Data records:
▽
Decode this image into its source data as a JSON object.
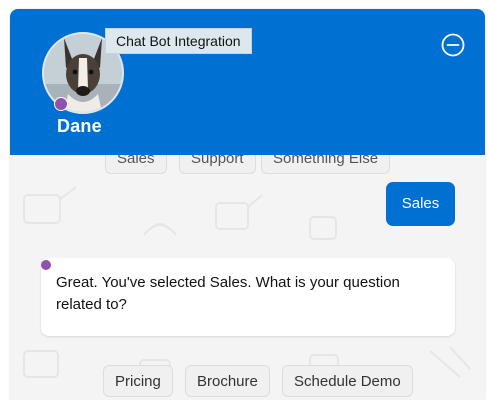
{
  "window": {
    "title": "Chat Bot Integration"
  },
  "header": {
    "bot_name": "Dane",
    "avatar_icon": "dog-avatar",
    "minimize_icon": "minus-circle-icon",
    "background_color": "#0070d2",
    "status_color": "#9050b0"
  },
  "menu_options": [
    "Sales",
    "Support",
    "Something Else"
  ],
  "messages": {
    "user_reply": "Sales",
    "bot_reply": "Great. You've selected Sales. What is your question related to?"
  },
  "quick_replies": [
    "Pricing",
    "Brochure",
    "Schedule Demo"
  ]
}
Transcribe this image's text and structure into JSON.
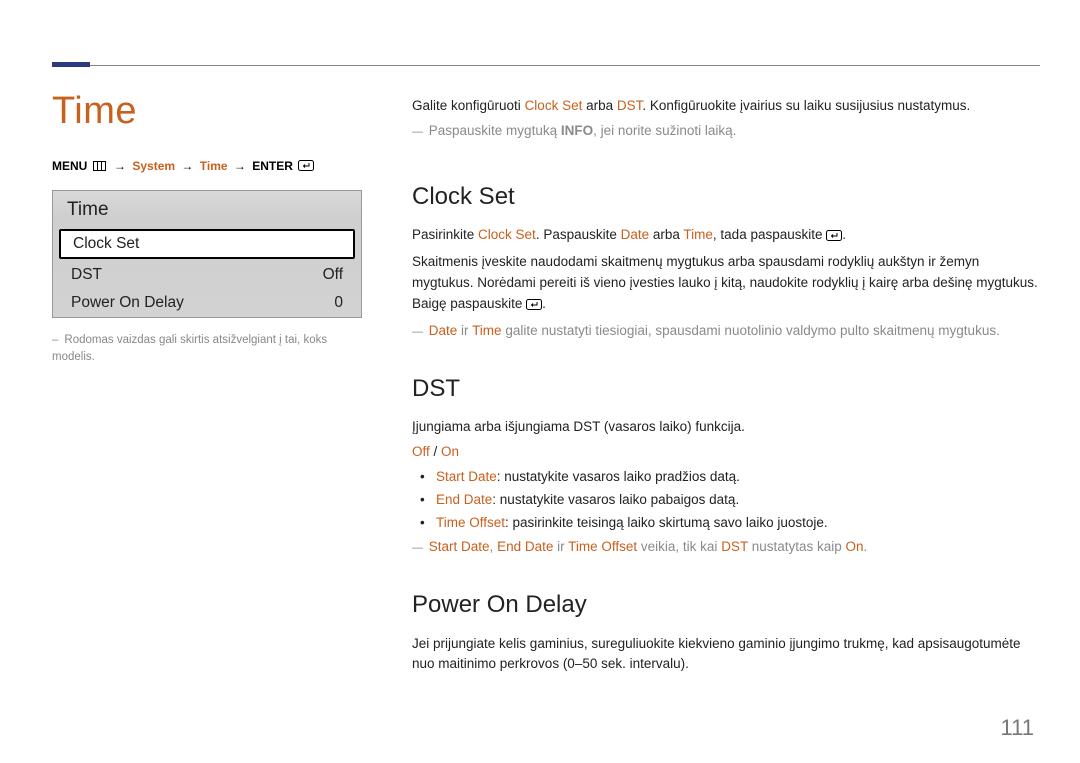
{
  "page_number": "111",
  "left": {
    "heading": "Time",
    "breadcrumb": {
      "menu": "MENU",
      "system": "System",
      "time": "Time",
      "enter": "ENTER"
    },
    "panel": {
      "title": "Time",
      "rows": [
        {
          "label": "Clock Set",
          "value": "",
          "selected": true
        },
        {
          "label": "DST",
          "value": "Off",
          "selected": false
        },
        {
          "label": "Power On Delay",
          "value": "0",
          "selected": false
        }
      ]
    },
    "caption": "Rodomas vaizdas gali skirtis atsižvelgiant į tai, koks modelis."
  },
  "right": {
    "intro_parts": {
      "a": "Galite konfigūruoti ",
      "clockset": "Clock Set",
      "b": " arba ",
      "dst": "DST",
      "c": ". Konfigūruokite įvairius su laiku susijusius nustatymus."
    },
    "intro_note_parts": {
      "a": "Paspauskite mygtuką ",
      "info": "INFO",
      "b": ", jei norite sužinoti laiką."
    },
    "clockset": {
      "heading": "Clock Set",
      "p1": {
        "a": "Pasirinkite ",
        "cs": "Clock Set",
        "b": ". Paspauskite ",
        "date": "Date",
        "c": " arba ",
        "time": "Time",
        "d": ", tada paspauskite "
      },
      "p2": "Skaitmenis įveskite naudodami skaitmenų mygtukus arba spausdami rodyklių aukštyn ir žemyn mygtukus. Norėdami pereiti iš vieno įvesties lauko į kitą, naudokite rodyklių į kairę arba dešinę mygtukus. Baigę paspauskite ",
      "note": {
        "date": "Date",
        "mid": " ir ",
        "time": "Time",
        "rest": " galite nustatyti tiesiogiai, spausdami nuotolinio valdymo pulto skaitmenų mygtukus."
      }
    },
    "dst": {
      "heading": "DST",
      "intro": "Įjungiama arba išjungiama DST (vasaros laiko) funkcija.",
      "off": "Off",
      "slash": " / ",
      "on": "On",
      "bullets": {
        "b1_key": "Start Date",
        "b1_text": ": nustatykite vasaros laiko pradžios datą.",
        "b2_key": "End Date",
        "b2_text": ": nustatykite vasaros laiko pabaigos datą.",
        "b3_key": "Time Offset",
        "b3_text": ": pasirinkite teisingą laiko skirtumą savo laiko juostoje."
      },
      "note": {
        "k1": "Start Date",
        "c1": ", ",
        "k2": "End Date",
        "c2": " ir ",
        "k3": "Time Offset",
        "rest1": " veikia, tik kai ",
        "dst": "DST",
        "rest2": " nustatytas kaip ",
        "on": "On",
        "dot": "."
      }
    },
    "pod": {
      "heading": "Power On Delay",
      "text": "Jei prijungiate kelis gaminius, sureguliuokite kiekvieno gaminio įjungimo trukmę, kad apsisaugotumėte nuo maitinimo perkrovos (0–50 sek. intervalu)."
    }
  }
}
△
▽
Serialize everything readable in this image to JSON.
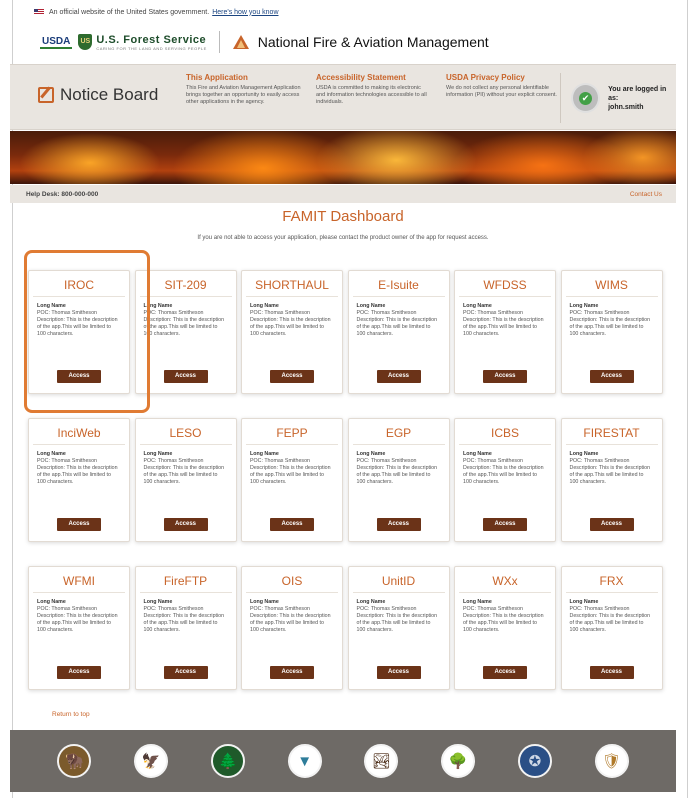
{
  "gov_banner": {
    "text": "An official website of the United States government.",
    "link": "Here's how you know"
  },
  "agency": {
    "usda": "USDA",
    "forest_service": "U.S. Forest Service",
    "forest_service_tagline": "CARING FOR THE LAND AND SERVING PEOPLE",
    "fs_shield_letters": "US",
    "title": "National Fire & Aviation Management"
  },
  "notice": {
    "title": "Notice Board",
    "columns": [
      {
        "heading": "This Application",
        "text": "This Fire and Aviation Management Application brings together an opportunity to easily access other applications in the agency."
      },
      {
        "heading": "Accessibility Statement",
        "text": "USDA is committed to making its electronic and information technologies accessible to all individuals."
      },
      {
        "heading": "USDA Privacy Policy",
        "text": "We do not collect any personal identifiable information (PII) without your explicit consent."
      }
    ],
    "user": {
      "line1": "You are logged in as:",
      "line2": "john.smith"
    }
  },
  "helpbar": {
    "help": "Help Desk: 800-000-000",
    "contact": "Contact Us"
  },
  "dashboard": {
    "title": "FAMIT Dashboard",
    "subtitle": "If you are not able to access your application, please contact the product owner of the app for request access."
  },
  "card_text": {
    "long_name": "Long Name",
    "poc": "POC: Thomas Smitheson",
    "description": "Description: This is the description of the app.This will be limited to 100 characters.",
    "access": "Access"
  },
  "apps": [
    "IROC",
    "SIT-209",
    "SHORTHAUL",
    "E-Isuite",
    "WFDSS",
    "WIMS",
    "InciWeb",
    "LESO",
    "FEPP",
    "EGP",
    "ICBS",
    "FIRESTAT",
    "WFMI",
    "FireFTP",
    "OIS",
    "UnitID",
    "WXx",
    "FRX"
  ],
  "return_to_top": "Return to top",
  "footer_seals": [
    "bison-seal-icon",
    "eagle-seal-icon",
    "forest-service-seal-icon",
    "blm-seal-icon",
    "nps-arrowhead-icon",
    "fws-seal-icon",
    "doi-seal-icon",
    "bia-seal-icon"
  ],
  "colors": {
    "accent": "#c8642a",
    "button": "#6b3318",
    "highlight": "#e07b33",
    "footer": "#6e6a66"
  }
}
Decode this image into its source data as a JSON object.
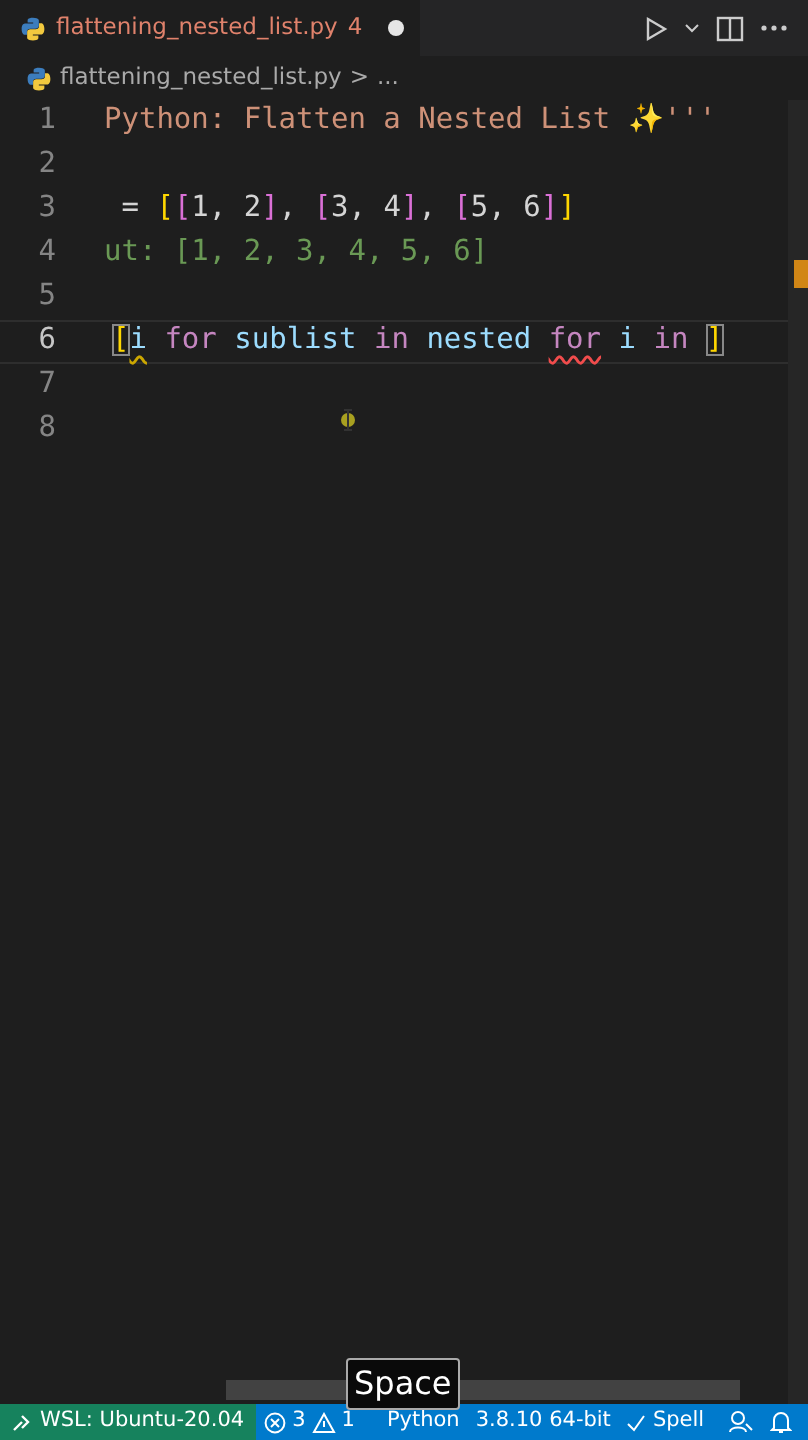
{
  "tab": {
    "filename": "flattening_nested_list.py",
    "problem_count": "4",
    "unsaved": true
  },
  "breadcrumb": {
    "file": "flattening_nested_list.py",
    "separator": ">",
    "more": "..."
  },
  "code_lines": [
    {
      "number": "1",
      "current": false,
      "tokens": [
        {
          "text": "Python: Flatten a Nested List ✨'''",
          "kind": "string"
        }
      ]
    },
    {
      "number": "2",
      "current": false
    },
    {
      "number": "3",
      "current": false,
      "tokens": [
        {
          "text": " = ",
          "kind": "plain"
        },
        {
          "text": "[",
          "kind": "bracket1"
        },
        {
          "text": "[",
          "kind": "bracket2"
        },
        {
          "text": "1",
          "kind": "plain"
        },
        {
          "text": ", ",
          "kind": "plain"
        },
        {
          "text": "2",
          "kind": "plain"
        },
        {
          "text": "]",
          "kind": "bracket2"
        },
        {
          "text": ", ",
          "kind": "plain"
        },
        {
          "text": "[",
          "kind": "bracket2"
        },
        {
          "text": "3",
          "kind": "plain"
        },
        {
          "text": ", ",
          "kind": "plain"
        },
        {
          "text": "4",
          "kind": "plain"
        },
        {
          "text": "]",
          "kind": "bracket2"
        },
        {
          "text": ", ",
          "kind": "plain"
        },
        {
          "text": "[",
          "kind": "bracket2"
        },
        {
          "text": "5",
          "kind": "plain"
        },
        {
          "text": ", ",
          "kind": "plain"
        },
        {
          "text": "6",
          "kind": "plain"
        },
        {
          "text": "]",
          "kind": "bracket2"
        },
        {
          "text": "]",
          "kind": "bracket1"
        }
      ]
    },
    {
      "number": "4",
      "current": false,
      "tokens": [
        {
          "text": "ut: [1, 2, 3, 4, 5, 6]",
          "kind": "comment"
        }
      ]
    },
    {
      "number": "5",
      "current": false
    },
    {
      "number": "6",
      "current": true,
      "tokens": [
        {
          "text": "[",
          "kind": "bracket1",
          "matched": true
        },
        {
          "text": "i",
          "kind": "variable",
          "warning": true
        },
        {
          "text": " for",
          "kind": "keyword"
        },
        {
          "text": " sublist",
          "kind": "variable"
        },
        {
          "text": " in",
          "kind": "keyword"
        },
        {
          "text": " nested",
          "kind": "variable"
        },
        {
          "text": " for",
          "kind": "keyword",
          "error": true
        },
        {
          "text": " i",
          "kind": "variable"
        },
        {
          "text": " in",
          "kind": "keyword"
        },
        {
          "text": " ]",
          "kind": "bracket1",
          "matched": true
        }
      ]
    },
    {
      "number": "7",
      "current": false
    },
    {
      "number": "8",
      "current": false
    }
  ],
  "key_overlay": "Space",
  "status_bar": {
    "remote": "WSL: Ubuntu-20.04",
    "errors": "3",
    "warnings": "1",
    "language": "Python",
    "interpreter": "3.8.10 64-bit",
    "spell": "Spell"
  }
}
△
▽
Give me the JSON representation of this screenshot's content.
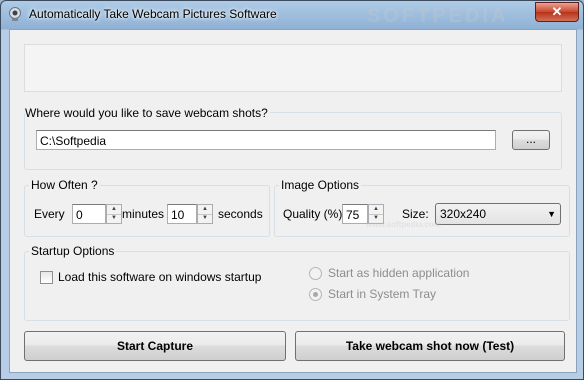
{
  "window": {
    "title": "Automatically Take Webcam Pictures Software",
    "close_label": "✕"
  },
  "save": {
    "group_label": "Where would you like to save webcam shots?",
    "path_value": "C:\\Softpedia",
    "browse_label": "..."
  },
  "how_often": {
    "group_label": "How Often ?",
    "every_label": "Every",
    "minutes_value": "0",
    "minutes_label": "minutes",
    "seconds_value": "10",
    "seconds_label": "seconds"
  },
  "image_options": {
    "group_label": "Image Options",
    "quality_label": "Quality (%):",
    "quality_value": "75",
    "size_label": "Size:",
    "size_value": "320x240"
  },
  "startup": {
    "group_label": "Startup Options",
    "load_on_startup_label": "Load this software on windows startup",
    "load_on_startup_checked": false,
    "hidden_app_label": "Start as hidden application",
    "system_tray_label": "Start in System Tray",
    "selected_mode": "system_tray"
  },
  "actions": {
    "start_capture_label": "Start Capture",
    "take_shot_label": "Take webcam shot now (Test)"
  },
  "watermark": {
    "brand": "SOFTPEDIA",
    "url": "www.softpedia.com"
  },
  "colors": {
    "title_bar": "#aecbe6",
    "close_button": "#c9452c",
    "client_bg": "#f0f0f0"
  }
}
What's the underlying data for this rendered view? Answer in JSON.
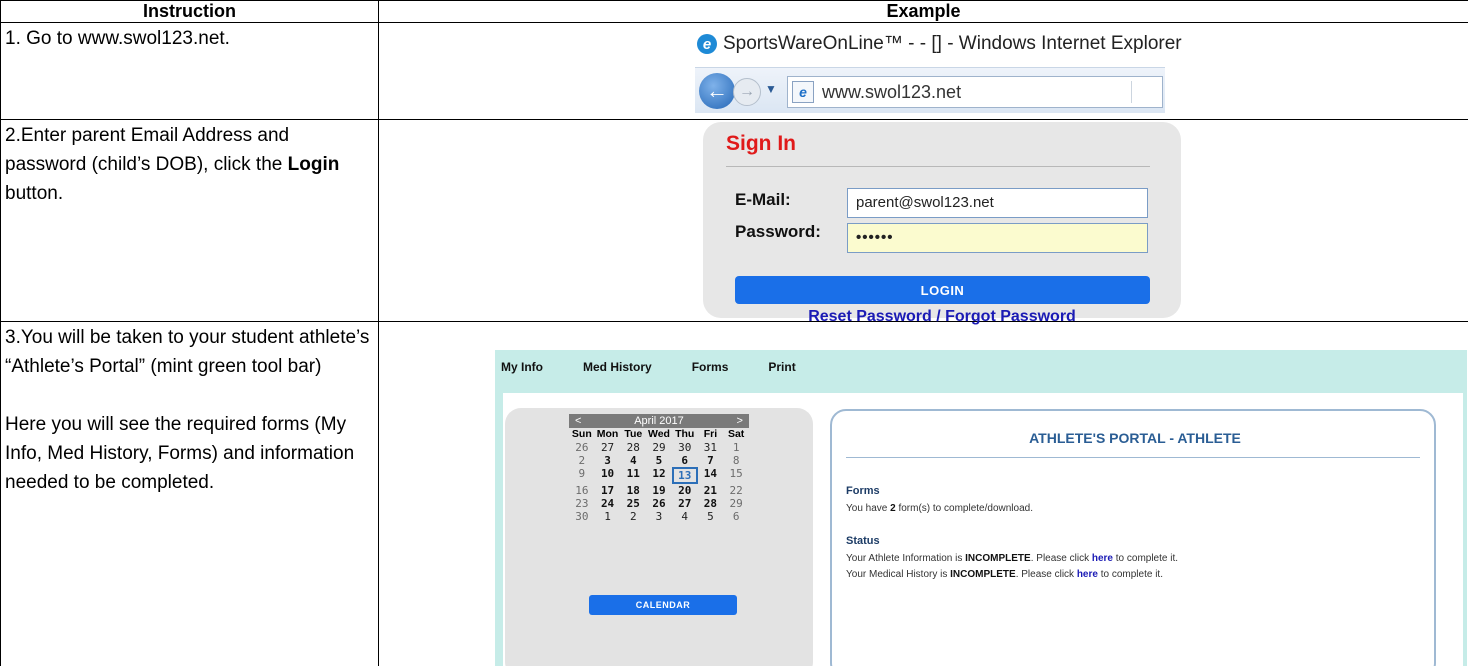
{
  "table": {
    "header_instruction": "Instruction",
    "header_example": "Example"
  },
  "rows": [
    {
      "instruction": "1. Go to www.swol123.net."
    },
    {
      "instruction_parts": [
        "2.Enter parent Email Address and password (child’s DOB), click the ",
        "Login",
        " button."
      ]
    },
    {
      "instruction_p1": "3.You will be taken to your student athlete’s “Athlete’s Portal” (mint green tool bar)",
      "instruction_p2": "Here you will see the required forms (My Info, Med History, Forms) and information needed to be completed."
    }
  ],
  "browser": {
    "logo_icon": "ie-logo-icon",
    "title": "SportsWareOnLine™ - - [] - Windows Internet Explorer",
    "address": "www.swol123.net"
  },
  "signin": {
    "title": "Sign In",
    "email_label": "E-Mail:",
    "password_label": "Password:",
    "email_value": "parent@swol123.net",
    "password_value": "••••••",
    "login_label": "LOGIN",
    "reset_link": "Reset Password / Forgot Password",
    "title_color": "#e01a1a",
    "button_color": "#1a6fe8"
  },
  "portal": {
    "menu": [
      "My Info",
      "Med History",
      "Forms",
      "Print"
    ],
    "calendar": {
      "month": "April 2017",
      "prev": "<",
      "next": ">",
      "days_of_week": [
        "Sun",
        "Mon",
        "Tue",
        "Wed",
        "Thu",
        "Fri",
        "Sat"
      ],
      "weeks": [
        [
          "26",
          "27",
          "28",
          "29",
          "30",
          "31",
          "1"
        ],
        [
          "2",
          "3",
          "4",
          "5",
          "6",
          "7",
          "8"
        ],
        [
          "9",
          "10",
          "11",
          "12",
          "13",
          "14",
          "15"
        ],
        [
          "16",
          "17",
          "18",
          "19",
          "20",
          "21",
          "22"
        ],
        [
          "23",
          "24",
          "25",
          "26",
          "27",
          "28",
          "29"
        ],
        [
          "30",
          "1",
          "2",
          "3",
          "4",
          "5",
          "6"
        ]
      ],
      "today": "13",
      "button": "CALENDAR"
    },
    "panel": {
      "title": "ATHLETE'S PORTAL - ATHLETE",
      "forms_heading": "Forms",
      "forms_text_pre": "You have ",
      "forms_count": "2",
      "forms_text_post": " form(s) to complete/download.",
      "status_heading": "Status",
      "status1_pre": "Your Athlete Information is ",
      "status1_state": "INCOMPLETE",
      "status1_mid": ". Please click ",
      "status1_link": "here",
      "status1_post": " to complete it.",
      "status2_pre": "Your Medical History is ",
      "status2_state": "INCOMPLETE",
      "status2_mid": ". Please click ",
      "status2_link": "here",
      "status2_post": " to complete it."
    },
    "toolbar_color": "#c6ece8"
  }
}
△
- WRITTEN TASK -
Give the number of lines above that hold the word "History", and nothing more.

- REPLY -
3